▶ **Your task**
Print each line exactly as it is given.

▶ **Data for this task**
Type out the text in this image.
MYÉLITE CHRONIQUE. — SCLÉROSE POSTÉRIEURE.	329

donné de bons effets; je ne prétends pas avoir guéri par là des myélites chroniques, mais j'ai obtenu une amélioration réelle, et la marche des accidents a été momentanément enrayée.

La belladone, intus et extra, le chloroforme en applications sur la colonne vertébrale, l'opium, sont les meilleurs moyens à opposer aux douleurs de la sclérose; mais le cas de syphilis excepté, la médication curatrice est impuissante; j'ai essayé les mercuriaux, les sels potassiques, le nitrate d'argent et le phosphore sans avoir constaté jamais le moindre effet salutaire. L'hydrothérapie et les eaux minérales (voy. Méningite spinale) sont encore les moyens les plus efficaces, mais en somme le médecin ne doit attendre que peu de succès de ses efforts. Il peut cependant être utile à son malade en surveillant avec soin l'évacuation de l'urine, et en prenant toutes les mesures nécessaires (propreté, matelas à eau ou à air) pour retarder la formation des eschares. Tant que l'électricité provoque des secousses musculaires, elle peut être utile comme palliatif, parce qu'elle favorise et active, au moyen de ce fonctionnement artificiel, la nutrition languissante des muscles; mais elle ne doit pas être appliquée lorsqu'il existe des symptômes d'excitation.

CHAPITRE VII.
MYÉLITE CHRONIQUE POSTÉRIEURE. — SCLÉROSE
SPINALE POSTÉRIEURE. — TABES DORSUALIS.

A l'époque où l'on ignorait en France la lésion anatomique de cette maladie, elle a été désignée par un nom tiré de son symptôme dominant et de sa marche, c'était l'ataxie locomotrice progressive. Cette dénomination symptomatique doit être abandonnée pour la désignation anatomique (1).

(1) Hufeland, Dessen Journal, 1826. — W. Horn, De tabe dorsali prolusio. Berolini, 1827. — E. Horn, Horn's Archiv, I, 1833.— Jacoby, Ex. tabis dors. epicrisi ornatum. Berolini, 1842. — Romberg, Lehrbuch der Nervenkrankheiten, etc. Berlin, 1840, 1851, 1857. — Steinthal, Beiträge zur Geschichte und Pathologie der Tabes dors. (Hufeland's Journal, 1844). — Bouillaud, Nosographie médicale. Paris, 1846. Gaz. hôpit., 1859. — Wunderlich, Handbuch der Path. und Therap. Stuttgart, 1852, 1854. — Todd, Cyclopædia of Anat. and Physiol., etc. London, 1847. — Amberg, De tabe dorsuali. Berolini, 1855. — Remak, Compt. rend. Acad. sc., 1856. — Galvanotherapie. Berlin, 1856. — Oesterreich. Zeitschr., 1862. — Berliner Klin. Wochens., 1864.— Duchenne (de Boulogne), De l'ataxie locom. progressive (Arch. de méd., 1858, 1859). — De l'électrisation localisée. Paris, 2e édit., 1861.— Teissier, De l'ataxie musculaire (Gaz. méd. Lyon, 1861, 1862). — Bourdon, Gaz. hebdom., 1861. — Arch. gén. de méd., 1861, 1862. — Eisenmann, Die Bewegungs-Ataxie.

▶ **Task output**
Type out the text in this image.
MYÉLITE CHRONIQUE. — SCLÉROSE POSTÉRIEURE.	329

donné de bons effets; je ne prétends pas avoir guéri par là des myélites chroniques, mais j'ai obtenu une amélioration réelle, et la marche des accidents a été momentanément enrayée.

La belladone, intus et extra, le chloroforme en applications sur la colonne vertébrale, l'opium, sont les meilleurs moyens à opposer aux douleurs de la sclérose; mais le cas de syphilis excepté, la médication curatrice est impuissante; j'ai essayé les mercuriaux, les sels potassiques, le nitrate d'argent et le phosphore sans avoir constaté jamais le moindre effet salutaire. L'hydrothérapie et les eaux minérales (voy. Méningite spinale) sont encore les moyens les plus efficaces, mais en somme le médecin ne doit attendre que peu de succès de ses efforts. Il peut cependant être utile à son malade en surveillant avec soin l'évacuation de l'urine, et en prenant toutes les mesures nécessaires (propreté, matelas à eau ou à air) pour retarder la formation des eschares. Tant que l'électricité provoque des secousses musculaires, elle peut être utile comme palliatif, parce qu'elle favorise et active, au moyen de ce fonctionnement artificiel, la nutrition languissante des muscles; mais elle ne doit pas être appliquée lorsqu'il existe des symptômes d'excitation.

CHAPITRE VII.
MYÉLITE CHRONIQUE POSTÉRIEURE. — SCLÉROSE
SPINALE POSTÉRIEURE. — TABES DORSUALIS.

A l'époque où l'on ignorait en France la lésion anatomique de cette maladie, elle a été désignée par un nom tiré de son symptôme dominant et de sa marche, c'était l'ataxie locomotrice progressive. Cette dénomination symptomatique doit être abandonnée pour la désignation anatomique (1).

(1) Hufeland, Dessen Journal, 1826. — W. Horn, De tabe dorsali prolusio. Berolini, 1827. — E. Horn, Horn's Archiv, I, 1833.— Jacoby, Ex. tabis dors. epicrisi ornatum. Berolini, 1842. — Romberg, Lehrbuch der Nervenkrankheiten, etc. Berlin, 1840, 1851, 1857. — Steinthal, Beiträge zur Geschichte und Pathologie der Tabes dors. (Hufeland's Journal, 1844). — Bouillaud, Nosographie médicale. Paris, 1846. Gaz. hôpit., 1859. — Wunderlich, Handbuch der Path. und Therap. Stuttgart, 1852, 1854. — Todd, Cyclopædia of Anat. and Physiol., etc. London, 1847. — Amberg, De tabe dorsuali. Berolini, 1855. — Remak, Compt. rend. Acad. sc., 1856. — Galvanotherapie. Berlin, 1856. — Oesterreich. Zeitschr., 1862. — Berliner Klin. Wochens., 1864.— Duchenne (de Boulogne), De l'ataxie locom. progressive (Arch. de méd., 1858, 1859). — De l'électrisation localisée. Paris, 2e édit., 1861.— Teissier, De l'ataxie musculaire (Gaz. méd. Lyon, 1861, 1862). — Bourdon, Gaz. hebdom., 1861. — Arch. gén. de méd., 1861, 1862. — Eisenmann, Die Bewegungs-Ataxie.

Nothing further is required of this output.